TEXT:
=====

CODEWITHSUNDEEP
cbit-manipulation
perror
perror

Reputation: 7406

Most efficient way to set n consecutive bits to 1?

I want to get a function that will set the n last bits of a numerical type to 1. For example:

bitmask (5) = 0b11111 = 31
bitmask (0) = 0

I, first, had this implementation (mask_t is just a typedef around uint64_t):

mask_t bitmask (unsigned short n) {
  return ((((mask_t) 1) << n) - 1;
}

Everything is fine except when the function hit bitmask (64) (the size of mask_t), then I get bitmask (64) = 0 in place of 64 bits set to 1.

So, I have two questions:

  1. Why do I have this behavior ? Pushing the 1 by 64 shifts on the left should clear the register and remain with 0, then applying the -1 should fill the register with 1s...

  2. What is the proper way to achieve this function ?

Upvotes: 5

Views: 2699

Answers (3)

perror
perror

Reputation: 7406

Finally, just for your information, I ended up by writing:

typedef uint64_t mask_t;
mask_t bitmask (unsigned short n) {
  return  (n < (sizeof (mask_t) * CHAR_BIT)) ? (((mask_t) 1) << n) - 1 : -1;
}

But, the answer of harold is so complete and well explained that I will select it as the answer.

Upvotes: 1

user555045
user555045

Reputation: 64904

Yes this is a well known problem. There are easy ways to implement this function over the range 0..63 and over the range 1..64 (one way has been mentioned in the comments), but 0..64 is more difficult.

=====

RECORDS FOR THIS TASK:

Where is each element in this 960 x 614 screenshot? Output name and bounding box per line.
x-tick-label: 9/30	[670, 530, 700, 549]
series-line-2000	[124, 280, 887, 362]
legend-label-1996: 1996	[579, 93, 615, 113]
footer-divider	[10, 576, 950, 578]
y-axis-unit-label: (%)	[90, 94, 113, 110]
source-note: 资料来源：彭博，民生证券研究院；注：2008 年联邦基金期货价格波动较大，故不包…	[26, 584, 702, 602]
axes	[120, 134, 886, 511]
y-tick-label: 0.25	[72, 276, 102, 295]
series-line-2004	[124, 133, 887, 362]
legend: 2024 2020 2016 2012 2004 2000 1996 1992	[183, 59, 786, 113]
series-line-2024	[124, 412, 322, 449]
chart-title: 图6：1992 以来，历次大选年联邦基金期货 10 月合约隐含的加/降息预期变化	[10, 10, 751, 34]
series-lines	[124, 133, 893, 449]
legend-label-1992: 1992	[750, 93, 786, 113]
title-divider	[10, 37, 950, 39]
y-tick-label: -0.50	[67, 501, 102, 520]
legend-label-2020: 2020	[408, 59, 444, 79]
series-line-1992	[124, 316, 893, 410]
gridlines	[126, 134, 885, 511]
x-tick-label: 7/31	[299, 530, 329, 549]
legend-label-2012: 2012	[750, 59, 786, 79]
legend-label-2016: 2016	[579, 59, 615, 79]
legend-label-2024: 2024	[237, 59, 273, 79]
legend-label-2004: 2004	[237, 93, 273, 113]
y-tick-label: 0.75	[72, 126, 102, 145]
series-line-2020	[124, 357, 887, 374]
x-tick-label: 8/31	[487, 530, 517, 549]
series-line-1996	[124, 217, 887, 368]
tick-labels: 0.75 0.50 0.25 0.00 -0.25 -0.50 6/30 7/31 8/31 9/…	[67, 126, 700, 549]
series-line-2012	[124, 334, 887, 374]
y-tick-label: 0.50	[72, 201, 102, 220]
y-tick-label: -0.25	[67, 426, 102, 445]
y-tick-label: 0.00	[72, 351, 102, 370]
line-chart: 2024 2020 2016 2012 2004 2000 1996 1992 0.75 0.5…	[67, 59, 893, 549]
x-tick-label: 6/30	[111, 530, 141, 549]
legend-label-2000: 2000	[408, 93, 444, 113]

=====

PROBLEM SET:
1. Retype the passage of the forum thread about setting n consecutive bits to 1, starting at "Most efficient way" and ending at "bits set to 1.".
2. Change "bounding box" to "box" in the records, in the lines starting at the beginning of the records and ending at the line containing "133, 887, 362]". Leave everything else unchanged, and give only those lines.

RESULTS:
1.
Most efficient way to set n consecutive bits to 1?

I want to get a function that will set the n last bits of a numerical type to 1. For example:

bitmask (5) = 0b11111 = 31
bitmask (0) = 0

I, first, had this implementation (mask_t is just a typedef around uint64_t):

mask_t bitmask (unsigned short n) {
  return ((((mask_t) 1) << n) - 1;
}

Everything is fine except when the function hit bitmask (64) (the size of mask_t), then I get bitmask (64) = 0 in place of 64 bits set to 1.

2.
Where is each element in this 960 x 614 screenshot? Output name and box per line.
x-tick-label: 9/30	[670, 530, 700, 549]
series-line-2000	[124, 280, 887, 362]
legend-label-1996: 1996	[579, 93, 615, 113]
footer-divider	[10, 576, 950, 578]
y-axis-unit-label: (%)	[90, 94, 113, 110]
source-note: 资料来源：彭博，民生证券研究院；注：2008 年联邦基金期货价格波动较大，故不包…	[26, 584, 702, 602]
axes	[120, 134, 886, 511]
y-tick-label: 0.25	[72, 276, 102, 295]
series-line-2004	[124, 133, 887, 362]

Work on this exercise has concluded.